*** Data extract

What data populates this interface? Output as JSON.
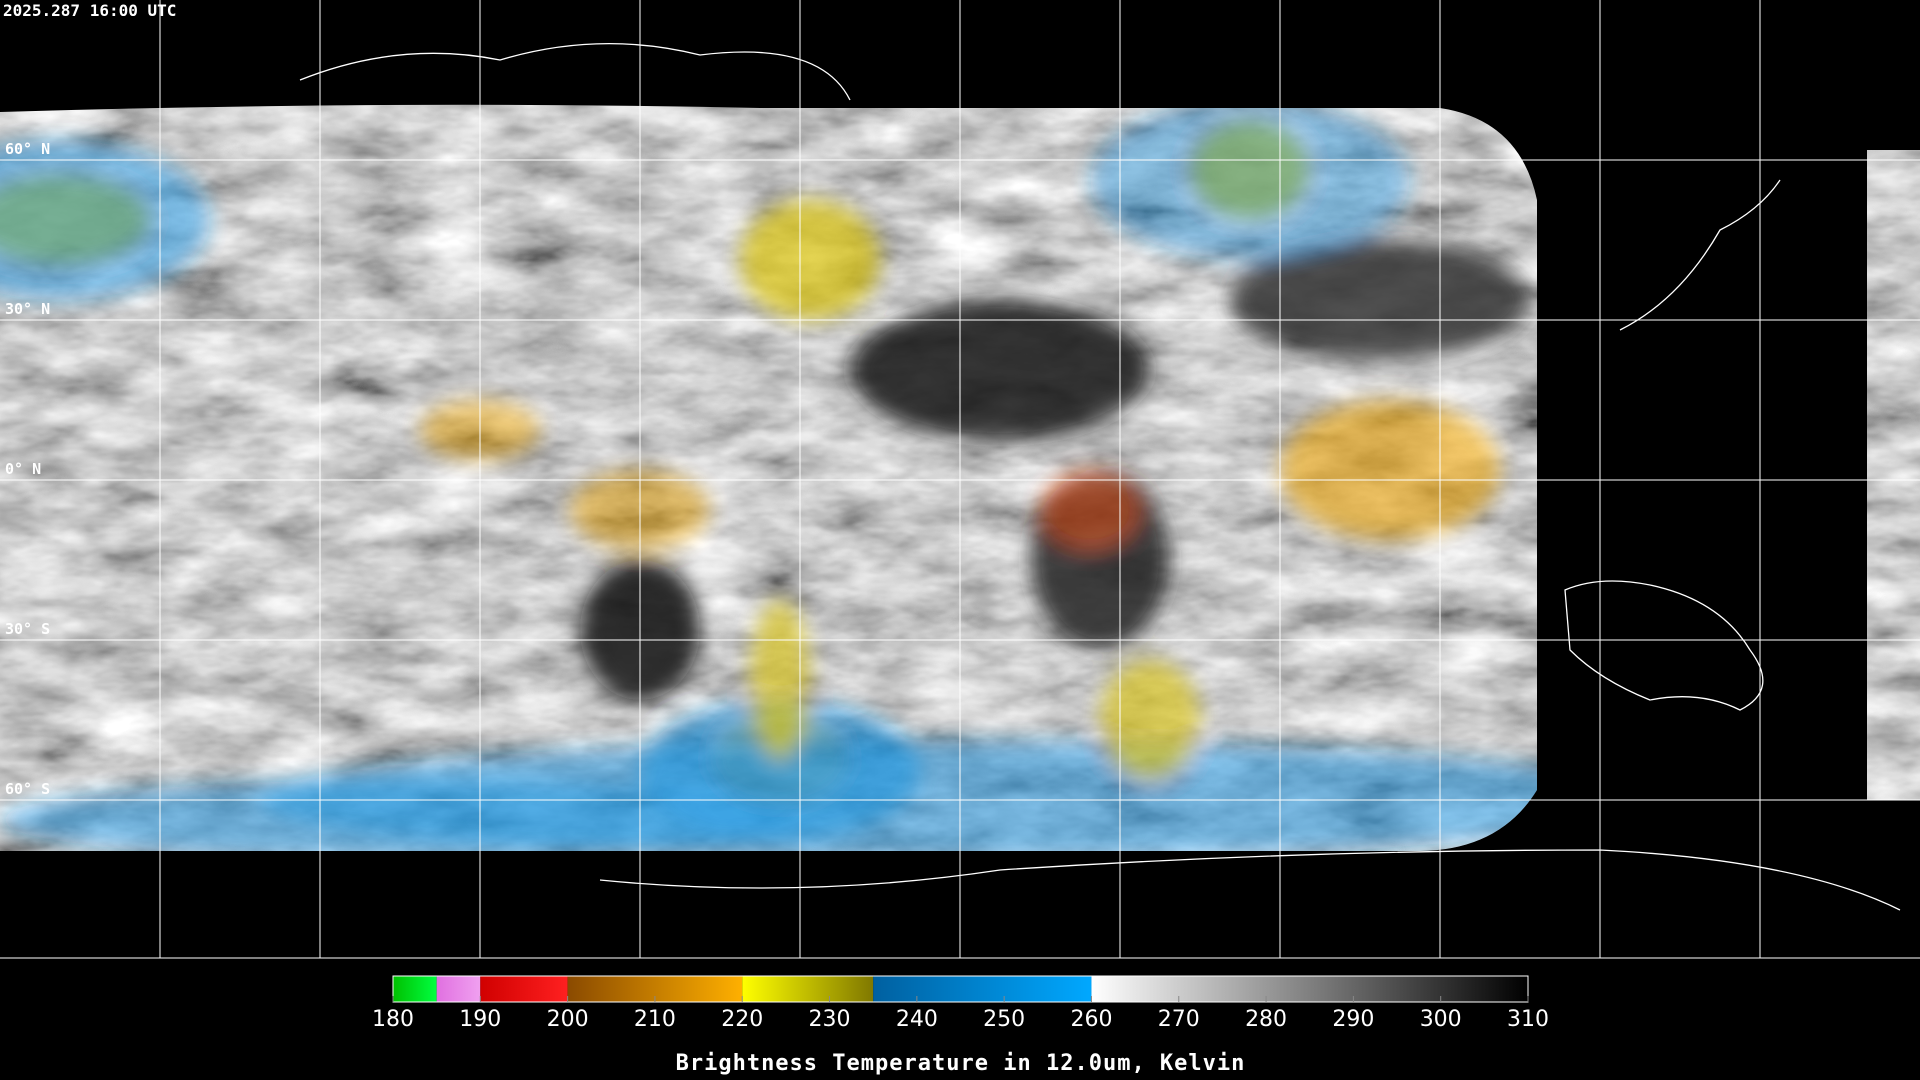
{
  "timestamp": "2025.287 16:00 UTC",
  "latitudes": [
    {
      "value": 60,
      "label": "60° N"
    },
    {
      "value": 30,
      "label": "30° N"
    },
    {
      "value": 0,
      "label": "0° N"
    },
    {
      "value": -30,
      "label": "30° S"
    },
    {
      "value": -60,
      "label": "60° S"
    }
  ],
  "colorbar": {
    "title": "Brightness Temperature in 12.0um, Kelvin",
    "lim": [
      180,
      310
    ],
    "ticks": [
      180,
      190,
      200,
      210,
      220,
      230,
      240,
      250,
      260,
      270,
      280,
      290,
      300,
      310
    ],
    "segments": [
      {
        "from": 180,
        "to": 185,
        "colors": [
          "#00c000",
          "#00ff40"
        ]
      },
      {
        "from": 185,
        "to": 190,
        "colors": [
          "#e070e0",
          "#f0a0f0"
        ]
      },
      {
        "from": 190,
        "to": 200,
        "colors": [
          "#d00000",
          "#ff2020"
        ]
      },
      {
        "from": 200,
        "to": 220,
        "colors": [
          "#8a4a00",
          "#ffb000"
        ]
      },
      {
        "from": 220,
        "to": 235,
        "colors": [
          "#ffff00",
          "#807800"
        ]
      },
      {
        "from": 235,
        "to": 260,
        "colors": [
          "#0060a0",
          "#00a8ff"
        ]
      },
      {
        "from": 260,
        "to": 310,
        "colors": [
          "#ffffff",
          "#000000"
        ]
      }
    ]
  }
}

******
*** Data extract

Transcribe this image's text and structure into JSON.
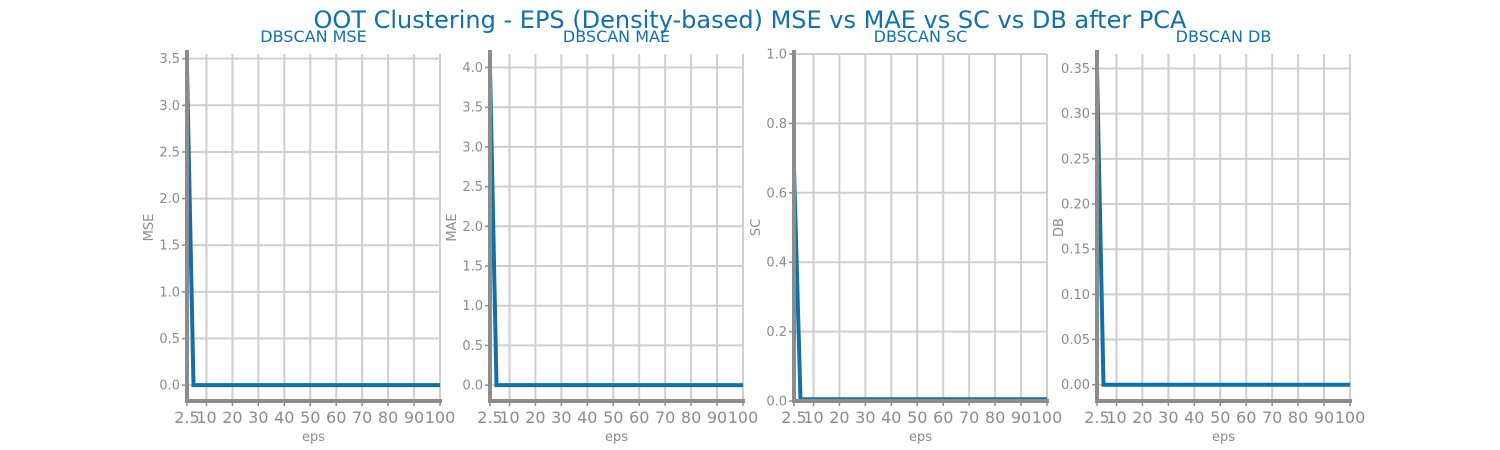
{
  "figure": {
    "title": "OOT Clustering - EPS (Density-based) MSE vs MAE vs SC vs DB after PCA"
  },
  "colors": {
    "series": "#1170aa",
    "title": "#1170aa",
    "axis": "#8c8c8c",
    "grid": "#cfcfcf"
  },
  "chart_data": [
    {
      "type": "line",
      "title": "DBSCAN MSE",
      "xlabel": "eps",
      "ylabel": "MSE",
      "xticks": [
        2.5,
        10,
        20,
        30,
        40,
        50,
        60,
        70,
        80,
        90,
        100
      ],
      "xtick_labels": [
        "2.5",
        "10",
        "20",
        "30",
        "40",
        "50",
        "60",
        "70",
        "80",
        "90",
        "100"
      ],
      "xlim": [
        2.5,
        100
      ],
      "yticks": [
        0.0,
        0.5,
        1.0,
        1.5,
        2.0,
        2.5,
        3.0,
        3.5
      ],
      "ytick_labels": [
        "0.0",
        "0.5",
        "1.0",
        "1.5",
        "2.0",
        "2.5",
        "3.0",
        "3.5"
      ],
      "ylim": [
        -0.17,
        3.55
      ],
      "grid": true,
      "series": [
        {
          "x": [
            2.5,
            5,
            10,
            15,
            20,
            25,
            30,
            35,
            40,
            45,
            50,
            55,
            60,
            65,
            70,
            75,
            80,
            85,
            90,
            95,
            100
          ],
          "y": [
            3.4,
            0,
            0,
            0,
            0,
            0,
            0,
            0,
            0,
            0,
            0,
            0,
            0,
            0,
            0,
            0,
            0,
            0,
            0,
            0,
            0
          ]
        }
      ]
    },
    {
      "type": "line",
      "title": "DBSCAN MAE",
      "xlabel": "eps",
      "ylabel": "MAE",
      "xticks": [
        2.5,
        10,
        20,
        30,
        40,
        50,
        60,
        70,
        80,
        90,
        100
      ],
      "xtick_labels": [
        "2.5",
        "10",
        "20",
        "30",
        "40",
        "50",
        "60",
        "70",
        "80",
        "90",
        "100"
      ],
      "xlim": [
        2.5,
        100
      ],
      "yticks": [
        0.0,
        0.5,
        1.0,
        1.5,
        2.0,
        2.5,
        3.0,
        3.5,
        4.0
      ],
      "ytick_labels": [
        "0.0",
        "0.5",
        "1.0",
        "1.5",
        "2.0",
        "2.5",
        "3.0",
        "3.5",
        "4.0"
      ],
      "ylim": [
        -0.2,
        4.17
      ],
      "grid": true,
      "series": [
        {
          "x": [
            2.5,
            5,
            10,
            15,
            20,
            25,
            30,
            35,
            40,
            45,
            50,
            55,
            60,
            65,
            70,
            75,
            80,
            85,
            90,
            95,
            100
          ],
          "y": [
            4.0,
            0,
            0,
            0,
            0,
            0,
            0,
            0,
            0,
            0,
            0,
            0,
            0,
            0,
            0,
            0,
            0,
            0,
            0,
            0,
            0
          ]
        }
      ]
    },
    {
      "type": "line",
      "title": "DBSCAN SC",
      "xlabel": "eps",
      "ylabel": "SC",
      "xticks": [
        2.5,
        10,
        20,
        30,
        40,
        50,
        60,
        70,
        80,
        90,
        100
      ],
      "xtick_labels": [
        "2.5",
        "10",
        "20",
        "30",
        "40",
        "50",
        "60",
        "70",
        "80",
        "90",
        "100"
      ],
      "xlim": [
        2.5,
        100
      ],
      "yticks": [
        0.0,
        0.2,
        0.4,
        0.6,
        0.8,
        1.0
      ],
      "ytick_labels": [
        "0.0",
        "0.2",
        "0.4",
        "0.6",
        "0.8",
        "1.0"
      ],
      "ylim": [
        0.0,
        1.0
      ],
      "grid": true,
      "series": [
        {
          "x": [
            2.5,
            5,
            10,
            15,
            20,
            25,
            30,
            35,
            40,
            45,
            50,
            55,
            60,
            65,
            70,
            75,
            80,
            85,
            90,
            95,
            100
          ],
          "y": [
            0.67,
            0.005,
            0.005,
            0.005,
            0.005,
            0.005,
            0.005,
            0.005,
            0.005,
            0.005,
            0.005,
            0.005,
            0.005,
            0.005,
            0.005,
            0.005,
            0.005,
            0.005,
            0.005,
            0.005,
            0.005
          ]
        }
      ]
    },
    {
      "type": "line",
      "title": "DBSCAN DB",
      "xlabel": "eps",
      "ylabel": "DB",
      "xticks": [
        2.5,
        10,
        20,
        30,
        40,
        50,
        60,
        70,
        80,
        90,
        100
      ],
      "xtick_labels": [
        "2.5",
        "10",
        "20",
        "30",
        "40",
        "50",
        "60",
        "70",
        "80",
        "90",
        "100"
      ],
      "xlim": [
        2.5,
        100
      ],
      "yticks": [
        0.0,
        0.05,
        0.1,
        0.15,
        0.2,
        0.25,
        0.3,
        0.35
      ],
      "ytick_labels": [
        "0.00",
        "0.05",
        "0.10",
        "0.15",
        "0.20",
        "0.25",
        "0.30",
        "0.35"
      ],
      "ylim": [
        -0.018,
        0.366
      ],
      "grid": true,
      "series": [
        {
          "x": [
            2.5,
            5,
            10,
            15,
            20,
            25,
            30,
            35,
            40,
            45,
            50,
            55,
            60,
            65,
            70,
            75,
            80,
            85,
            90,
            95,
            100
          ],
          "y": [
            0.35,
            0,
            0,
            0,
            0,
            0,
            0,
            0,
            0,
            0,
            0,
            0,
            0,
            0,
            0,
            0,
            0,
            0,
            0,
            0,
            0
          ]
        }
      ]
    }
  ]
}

******

Only lines holding the string "ylabel" are wanted; gather each one from the entries above.

- Exercise response:
      "ylabel": "MSE",
      "ylabel": "MAE",
      "ylabel": "SC",
      "ylabel": "DB",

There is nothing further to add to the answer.